◆ Given task ◆
All entries should be output exactly as they stand.

━━ Supplied entries

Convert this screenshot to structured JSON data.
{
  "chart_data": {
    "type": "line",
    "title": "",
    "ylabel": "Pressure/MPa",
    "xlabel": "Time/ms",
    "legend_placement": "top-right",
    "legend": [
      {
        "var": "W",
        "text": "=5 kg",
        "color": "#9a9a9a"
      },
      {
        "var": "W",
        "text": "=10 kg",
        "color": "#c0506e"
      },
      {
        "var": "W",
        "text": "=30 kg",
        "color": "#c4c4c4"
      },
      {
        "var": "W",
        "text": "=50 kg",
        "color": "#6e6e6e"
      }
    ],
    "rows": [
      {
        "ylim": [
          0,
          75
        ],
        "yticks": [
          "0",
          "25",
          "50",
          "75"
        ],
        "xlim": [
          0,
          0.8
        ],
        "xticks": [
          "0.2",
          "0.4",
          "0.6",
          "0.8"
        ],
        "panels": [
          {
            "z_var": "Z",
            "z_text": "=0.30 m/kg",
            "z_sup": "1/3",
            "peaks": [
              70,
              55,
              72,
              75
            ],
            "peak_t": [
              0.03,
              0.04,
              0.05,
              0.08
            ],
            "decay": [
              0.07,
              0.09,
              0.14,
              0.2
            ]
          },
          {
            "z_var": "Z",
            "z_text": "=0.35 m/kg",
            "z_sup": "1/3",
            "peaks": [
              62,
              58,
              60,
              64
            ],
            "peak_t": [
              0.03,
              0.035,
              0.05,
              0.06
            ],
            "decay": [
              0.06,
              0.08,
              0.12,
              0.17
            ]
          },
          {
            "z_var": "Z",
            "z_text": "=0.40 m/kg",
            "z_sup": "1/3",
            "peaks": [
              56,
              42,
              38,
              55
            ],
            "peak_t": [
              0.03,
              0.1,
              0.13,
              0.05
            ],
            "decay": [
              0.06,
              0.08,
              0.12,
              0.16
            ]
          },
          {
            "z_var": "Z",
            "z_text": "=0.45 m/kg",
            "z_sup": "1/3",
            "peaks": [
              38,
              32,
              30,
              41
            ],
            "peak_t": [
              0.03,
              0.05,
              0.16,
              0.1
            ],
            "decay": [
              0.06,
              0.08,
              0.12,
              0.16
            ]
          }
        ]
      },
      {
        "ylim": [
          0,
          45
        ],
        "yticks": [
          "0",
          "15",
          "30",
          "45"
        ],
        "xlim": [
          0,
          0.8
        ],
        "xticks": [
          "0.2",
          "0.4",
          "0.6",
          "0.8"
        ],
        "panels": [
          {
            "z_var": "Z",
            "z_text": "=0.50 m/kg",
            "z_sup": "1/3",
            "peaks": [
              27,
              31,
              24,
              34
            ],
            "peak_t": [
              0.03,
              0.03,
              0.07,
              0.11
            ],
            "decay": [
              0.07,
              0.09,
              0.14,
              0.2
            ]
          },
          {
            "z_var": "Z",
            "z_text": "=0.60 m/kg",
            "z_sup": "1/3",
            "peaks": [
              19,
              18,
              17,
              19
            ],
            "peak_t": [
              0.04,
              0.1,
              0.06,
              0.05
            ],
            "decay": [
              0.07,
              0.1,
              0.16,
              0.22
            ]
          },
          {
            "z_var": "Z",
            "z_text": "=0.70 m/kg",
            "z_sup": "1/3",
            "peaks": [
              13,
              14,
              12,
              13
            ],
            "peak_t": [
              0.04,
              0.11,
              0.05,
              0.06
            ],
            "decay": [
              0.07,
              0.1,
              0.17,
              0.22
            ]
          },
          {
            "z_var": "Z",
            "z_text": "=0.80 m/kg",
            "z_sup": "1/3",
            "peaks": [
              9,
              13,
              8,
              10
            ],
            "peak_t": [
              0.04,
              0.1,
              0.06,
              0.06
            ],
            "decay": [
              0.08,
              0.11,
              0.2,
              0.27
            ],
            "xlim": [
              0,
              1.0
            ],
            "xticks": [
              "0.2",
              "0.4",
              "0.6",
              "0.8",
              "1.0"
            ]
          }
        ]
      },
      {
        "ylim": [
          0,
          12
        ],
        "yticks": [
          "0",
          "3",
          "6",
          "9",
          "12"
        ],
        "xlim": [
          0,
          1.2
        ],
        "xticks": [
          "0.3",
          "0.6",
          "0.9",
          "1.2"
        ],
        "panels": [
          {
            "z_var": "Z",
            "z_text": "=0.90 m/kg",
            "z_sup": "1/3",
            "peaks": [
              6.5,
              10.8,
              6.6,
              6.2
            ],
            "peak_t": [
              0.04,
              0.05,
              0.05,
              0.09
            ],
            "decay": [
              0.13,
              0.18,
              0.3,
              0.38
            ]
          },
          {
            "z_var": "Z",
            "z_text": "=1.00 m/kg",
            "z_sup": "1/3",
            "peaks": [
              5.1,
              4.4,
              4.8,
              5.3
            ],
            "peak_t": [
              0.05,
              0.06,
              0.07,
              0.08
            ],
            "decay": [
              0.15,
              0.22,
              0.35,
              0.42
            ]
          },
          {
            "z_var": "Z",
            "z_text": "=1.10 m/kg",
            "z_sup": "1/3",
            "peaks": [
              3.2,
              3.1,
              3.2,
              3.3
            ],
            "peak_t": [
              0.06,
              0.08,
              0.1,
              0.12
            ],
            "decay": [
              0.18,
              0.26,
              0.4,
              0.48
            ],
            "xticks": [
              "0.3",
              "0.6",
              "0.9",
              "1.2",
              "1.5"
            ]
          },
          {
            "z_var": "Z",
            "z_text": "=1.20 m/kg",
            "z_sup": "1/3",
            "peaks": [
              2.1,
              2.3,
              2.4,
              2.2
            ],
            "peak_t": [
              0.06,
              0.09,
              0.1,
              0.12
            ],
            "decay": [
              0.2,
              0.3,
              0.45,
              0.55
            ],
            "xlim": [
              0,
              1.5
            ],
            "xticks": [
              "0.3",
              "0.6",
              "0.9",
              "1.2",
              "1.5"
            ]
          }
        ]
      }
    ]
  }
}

━━━━

◆ Solved exercise ◆
Convert this screenshot to structured JSON data.
{
  "chart_data": {
    "type": "line",
    "title": "",
    "ylabel": "Pressure/MPa",
    "xlabel": "Time/ms",
    "legend_placement": "top-right",
    "legend": [
      {
        "var": "W",
        "text": "=5 kg",
        "color": "#9a9a9a"
      },
      {
        "var": "W",
        "text": "=10 kg",
        "color": "#c0506e"
      },
      {
        "var": "W",
        "text": "=30 kg",
        "color": "#c4c4c4"
      },
      {
        "var": "W",
        "text": "=50 kg",
        "color": "#6e6e6e"
      }
    ],
    "rows": [
      {
        "ylim": [
          0,
          75
        ],
        "yticks": [
          "0",
          "25",
          "50",
          "75"
        ],
        "xlim": [
          0,
          0.8
        ],
        "xticks": [
          "0.2",
          "0.4",
          "0.6",
          "0.8"
        ],
        "panels": [
          {
            "z_var": "Z",
            "z_text": "=0.30 m/kg",
            "z_sup": "1/3",
            "peaks": [
              70,
              55,
              72,
              75
            ],
            "peak_t": [
              0.03,
              0.04,
              0.05,
              0.08
            ],
            "decay": [
              0.07,
              0.09,
              0.14,
              0.2
            ]
          },
          {
            "z_var": "Z",
            "z_text": "=0.35 m/kg",
            "z_sup": "1/3",
            "peaks": [
              62,
              58,
              60,
              64
            ],
            "peak_t": [
              0.03,
              0.035,
              0.05,
              0.06
            ],
            "decay": [
              0.06,
              0.08,
              0.12,
              0.17
            ]
          },
          {
            "z_var": "Z",
            "z_text": "=0.40 m/kg",
            "z_sup": "1/3",
            "peaks": [
              56,
              42,
              38,
              55
            ],
            "peak_t": [
              0.03,
              0.1,
              0.13,
              0.05
            ],
            "decay": [
              0.06,
              0.08,
              0.12,
              0.16
            ]
          },
          {
            "z_var": "Z",
            "z_text": "=0.45 m/kg",
            "z_sup": "1/3",
            "peaks": [
              38,
              32,
              30,
              41
            ],
            "peak_t": [
              0.03,
              0.05,
              0.16,
              0.1
            ],
            "decay": [
              0.06,
              0.08,
              0.12,
              0.16
            ]
          }
        ]
      },
      {
        "ylim": [
          0,
          45
        ],
        "yticks": [
          "0",
          "15",
          "30",
          "45"
        ],
        "xlim": [
          0,
          0.8
        ],
        "xticks": [
          "0.2",
          "0.4",
          "0.6",
          "0.8"
        ],
        "panels": [
          {
            "z_var": "Z",
            "z_text": "=0.50 m/kg",
            "z_sup": "1/3",
            "peaks": [
              27,
              31,
              24,
              34
            ],
            "peak_t": [
              0.03,
              0.03,
              0.07,
              0.11
            ],
            "decay": [
              0.07,
              0.09,
              0.14,
              0.2
            ]
          },
          {
            "z_var": "Z",
            "z_text": "=0.60 m/kg",
            "z_sup": "1/3",
            "peaks": [
              19,
              18,
              17,
              19
            ],
            "peak_t": [
              0.04,
              0.1,
              0.06,
              0.05
            ],
            "decay": [
              0.07,
              0.1,
              0.16,
              0.22
            ]
          },
          {
            "z_var": "Z",
            "z_text": "=0.70 m/kg",
            "z_sup": "1/3",
            "peaks": [
              13,
              14,
              12,
              13
            ],
            "peak_t": [
              0.04,
              0.11,
              0.05,
              0.06
            ],
            "decay": [
              0.07,
              0.1,
              0.17,
              0.22
            ]
          },
          {
            "z_var": "Z",
            "z_text": "=0.80 m/kg",
            "z_sup": "1/3",
            "peaks": [
              9,
              13,
              8,
              10
            ],
            "peak_t": [
              0.04,
              0.1,
              0.06,
              0.06
            ],
            "decay": [
              0.08,
              0.11,
              0.2,
              0.27
            ],
            "xlim": [
              0,
              1.0
            ],
            "xticks": [
              "0.2",
              "0.4",
              "0.6",
              "0.8",
              "1.0"
            ]
          }
        ]
      },
      {
        "ylim": [
          0,
          12
        ],
        "yticks": [
          "0",
          "3",
          "6",
          "9",
          "12"
        ],
        "xlim": [
          0,
          1.2
        ],
        "xticks": [
          "0.3",
          "0.6",
          "0.9",
          "1.2"
        ],
        "panels": [
          {
            "z_var": "Z",
            "z_text": "=0.90 m/kg",
            "z_sup": "1/3",
            "peaks": [
              6.5,
              10.8,
              6.6,
              6.2
            ],
            "peak_t": [
              0.04,
              0.05,
              0.05,
              0.09
            ],
            "decay": [
              0.13,
              0.18,
              0.3,
              0.38
            ]
          },
          {
            "z_var": "Z",
            "z_text": "=1.00 m/kg",
            "z_sup": "1/3",
            "peaks": [
              5.1,
              4.4,
              4.8,
              5.3
            ],
            "peak_t": [
              0.05,
              0.06,
              0.07,
              0.08
            ],
            "decay": [
              0.15,
              0.22,
              0.35,
              0.42
            ]
          },
          {
            "z_var": "Z",
            "z_text": "=1.10 m/kg",
            "z_sup": "1/3",
            "peaks": [
              3.2,
              3.1,
              3.2,
              3.3
            ],
            "peak_t": [
              0.06,
              0.08,
              0.1,
              0.12
            ],
            "decay": [
              0.18,
              0.26,
              0.4,
              0.48
            ],
            "xticks": [
              "0.3",
              "0.6",
              "0.9",
              "1.2",
              "1.5"
            ]
          },
          {
            "z_var": "Z",
            "z_text": "=1.20 m/kg",
            "z_sup": "1/3",
            "peaks": [
              2.1,
              2.3,
              2.4,
              2.2
            ],
            "peak_t": [
              0.06,
              0.09,
              0.1,
              0.12
            ],
            "decay": [
              0.2,
              0.3,
              0.45,
              0.55
            ],
            "xlim": [
              0,
              1.5
            ],
            "xticks": [
              "0.3",
              "0.6",
              "0.9",
              "1.2",
              "1.5"
            ]
          }
        ]
      }
    ]
  }
}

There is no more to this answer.